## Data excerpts

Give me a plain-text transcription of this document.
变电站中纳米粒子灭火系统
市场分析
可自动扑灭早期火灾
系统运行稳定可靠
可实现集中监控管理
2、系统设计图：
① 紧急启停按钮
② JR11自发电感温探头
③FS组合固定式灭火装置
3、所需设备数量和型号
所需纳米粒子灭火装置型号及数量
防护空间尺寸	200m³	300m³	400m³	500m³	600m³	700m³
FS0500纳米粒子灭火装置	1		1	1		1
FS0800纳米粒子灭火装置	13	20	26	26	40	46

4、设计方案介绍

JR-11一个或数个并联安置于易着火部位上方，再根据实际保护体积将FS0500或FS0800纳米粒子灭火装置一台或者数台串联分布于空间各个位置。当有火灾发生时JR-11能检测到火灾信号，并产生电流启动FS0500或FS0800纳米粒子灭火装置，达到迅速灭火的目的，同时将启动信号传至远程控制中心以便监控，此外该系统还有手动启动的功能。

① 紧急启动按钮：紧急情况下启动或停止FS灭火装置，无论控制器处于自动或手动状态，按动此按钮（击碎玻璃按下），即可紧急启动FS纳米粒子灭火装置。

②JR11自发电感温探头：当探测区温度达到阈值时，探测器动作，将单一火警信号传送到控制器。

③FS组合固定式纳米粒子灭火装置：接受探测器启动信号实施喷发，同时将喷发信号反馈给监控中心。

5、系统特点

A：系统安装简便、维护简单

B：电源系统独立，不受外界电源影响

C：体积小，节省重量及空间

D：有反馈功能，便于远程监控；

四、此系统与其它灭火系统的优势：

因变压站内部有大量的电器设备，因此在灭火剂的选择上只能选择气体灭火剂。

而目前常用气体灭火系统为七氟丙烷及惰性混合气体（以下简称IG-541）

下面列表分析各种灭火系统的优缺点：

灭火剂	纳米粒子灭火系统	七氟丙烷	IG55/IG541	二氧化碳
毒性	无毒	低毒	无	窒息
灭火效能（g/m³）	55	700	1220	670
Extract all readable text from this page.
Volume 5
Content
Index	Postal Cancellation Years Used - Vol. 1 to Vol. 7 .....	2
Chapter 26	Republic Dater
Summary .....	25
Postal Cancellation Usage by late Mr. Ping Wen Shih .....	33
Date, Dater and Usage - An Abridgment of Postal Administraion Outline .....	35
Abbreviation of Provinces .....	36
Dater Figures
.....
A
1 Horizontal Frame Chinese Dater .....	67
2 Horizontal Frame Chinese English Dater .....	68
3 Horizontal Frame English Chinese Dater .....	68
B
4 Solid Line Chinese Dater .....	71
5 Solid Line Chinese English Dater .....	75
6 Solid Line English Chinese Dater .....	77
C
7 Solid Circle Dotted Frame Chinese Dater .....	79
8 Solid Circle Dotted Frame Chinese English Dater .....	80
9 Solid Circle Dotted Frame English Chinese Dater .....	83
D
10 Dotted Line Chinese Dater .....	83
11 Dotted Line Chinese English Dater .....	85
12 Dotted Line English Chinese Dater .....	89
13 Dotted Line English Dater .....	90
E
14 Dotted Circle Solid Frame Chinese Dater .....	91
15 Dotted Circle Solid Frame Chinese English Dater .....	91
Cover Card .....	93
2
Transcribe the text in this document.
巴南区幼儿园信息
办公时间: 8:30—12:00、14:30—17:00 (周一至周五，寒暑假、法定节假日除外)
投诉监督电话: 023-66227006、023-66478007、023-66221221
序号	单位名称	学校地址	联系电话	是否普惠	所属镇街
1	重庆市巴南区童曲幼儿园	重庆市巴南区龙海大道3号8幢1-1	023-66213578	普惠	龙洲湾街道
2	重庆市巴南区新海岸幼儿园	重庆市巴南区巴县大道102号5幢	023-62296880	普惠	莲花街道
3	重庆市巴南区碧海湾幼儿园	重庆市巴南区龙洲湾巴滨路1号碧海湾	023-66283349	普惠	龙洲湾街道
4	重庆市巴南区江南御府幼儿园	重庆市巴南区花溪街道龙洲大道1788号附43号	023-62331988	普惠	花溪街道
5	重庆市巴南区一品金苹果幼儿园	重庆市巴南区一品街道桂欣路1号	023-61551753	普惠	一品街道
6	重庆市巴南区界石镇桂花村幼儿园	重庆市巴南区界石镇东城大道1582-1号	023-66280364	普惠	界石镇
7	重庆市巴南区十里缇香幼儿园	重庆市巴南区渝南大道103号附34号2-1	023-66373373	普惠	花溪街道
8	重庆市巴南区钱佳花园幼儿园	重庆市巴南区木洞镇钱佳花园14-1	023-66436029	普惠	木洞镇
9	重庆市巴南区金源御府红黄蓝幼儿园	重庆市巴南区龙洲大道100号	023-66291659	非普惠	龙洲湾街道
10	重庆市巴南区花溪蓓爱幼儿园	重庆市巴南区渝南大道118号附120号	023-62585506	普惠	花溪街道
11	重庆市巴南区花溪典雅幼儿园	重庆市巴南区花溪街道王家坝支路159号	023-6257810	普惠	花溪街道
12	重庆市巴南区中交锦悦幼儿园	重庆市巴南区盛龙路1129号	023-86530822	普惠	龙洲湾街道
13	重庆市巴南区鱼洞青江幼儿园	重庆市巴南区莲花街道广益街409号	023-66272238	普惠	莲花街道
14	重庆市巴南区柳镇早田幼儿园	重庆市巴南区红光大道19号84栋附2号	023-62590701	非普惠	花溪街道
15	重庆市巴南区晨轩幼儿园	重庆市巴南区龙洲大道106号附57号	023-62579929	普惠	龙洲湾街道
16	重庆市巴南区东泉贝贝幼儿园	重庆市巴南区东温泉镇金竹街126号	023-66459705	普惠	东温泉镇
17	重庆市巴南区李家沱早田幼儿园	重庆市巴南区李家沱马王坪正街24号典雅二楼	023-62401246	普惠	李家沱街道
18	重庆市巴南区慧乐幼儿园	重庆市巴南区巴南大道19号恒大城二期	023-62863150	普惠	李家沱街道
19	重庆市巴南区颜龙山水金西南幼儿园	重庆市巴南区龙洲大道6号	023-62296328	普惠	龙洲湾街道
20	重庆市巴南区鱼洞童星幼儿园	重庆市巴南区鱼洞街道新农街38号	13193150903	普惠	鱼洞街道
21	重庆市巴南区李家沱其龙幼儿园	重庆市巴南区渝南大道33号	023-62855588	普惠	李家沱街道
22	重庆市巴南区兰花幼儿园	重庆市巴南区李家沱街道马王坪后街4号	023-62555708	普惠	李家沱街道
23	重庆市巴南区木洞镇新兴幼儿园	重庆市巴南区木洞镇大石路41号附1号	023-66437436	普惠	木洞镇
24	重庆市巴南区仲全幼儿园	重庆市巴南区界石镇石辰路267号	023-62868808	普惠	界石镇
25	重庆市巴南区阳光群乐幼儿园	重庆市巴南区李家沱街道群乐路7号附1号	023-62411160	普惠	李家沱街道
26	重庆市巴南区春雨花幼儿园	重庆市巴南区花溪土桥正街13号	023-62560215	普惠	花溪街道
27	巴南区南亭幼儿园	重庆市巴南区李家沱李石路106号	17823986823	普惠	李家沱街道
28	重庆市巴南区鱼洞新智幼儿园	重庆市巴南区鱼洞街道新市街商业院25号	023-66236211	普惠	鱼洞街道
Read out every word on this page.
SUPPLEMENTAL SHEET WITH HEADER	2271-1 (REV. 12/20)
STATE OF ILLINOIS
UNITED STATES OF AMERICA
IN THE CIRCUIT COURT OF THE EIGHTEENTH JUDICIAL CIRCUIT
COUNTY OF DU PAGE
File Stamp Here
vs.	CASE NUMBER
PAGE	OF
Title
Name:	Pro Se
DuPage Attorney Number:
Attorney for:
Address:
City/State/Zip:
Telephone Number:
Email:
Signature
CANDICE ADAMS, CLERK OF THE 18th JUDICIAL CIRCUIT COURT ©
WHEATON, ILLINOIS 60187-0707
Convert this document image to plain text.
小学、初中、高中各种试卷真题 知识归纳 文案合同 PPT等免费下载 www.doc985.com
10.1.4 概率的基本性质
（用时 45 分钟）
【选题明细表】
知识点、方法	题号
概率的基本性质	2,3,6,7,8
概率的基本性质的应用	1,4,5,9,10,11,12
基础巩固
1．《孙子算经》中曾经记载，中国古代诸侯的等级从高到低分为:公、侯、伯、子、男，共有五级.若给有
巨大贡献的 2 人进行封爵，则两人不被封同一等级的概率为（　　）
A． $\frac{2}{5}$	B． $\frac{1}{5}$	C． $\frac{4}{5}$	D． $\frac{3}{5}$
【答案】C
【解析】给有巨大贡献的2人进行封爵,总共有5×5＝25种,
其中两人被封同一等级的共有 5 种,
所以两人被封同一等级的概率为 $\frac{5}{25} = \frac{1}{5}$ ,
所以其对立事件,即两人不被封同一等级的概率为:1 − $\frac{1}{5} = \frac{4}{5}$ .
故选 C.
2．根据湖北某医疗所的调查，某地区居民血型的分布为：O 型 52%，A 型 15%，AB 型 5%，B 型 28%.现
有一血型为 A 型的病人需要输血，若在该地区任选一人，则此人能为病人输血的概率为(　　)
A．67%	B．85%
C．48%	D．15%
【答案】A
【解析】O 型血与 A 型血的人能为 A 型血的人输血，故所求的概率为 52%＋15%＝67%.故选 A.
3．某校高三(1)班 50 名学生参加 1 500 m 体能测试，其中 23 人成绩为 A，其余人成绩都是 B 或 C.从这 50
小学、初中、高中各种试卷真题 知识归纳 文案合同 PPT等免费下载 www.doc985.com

## Short task
State the number of lines holding the word "text" in the listing. Add nothing else.

## Solution for this problem
4